The task
Tell me how many lines hold "XVII", please, using only the number.

Stored records
[Start]
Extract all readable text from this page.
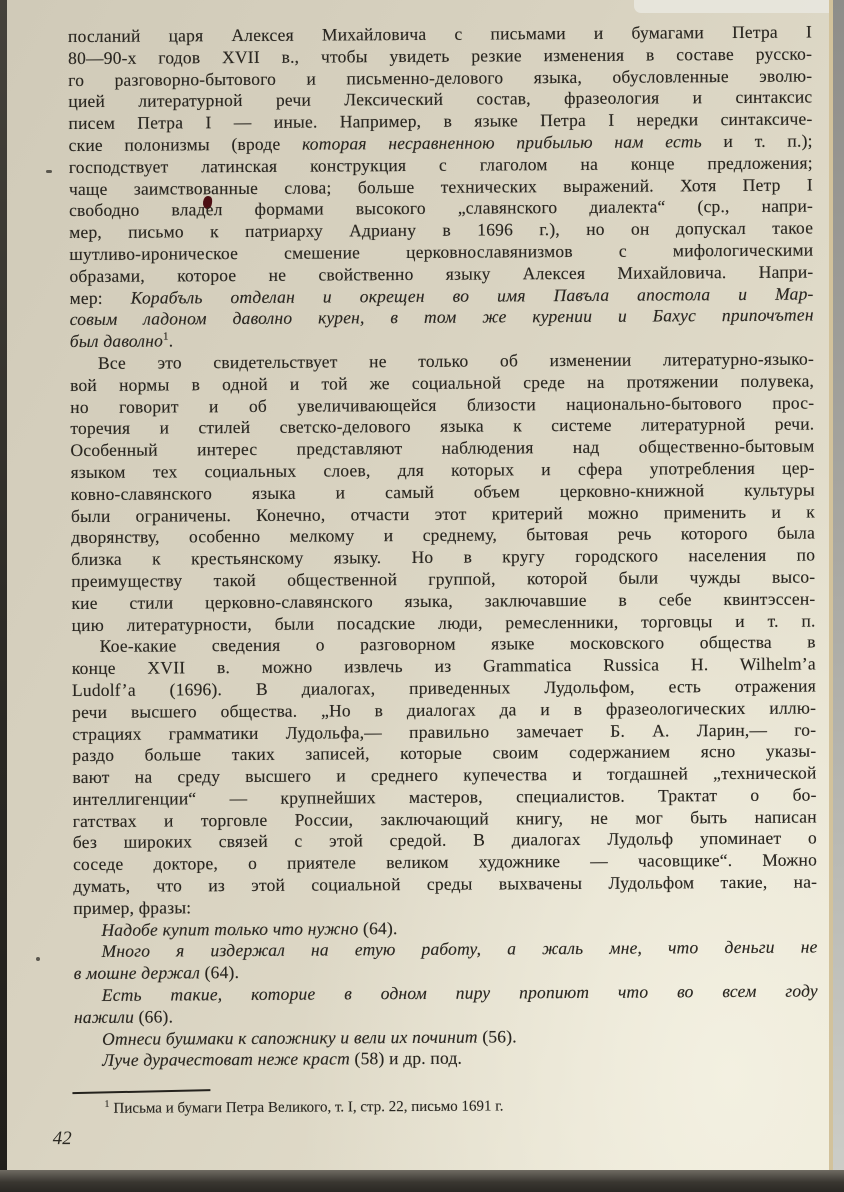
посланий царя Алексея Михайловича с письмами и бумагами Петра I
80—90-х годов XVII в., чтобы увидеть резкие изменения в составе русско-
го разговорно-бытового и письменно-делового языка, обусловленные эволю-
цией литературной речи Лексический состав, фразеология и синтаксис
писем Петра I — иные. Например, в языке Петра I нередки синтаксиче-
ские полонизмы (вроде которая несравненною прибылью нам есть и т. п.);
господствует латинская конструкция с глаголом на конце предложения;
чаще заимствованные слова; больше технических выражений. Хотя Петр I
свободно владел формами высокого „славянского диалекта“ (ср., напри-
мер, письмо к патриарху Адриану в 1696 г.), но он допускал такое
шутливо-ироническое смешение церковнославянизмов с мифологическими
образами, которое не свойственно языку Алексея Михайловича. Напри-
мер: Корабъль отделан и окрещен во имя Павъла апостола и Мар-
совым ладоном даволно курен, в том же курении и Бахус припочътен
был даволно$^1$.
Все это свидетельствует не только об изменении литературно-языко-
вой нормы в одной и той же социальной среде на протяжении полувека,
но говорит и об увеличивающейся близости национально-бытового прос-
торечия и стилей светско-делового языка к системе литературной речи.
Особенный интерес представляют наблюдения над общественно-бытовым
языком тех социальных слоев, для которых и сфера употребления цер-
ковно-славянского языка и самый объем церковно-книжной культуры
были ограничены. Конечно, отчасти этот критерий можно применить и к
дворянству, особенно мелкому и среднему, бытовая речь которого была
близка к крестьянскому языку. Но в кругу городского населения по
преимуществу такой общественной группой, которой были чужды высо-
кие стили церковно-славянского языка, заключавшие в себе квинтэссен-
цию литературности, были посадские люди, ремесленники, торговцы и т. п.
Кое-какие сведения о разговорном языке московского общества в
конце XVII в. можно извлечь из Grammatica Russica H. Wilhelm’a
Ludolf’a (1696). В диалогах, приведенных Лудольфом, есть отражения
речи высшего общества. „Но в диалогах да и в фразеологических иллю-
страциях грамматики Лудольфа,— правильно замечает Б. А. Ларин,— го-
раздо больше таких записей, которые своим содержанием ясно указы-
вают на среду высшего и среднего купечества и тогдашней „технической
интеллигенции“ — крупнейших мастеров, специалистов. Трактат о бо-
гатствах и торговле России, заключающий книгу, не мог быть написан
без широких связей с этой средой. В диалогах Лудольф упоминает о
соседе докторе, о приятеле великом художнике — часовщике“. Можно
думать, что из этой социальной среды выхвачены Лудольфом такие, на-
пример, фразы:
Надобе купит только что нужно (64).
Много я издержал на етую работу, а жаль мне, что деньги не
в мошне держал (64).
Есть такие, которие в одном пиру пропиют что во всем году
нажили (66).
Отнеси бушмаки к сапожнику и вели их починит (56).
Луче дурачестоват неже краст (58) и др. под.
$^1$ Письма и бумаги Петра Великого, т. I, стр. 22, письмо 1691 г.
42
[End]
Task result
2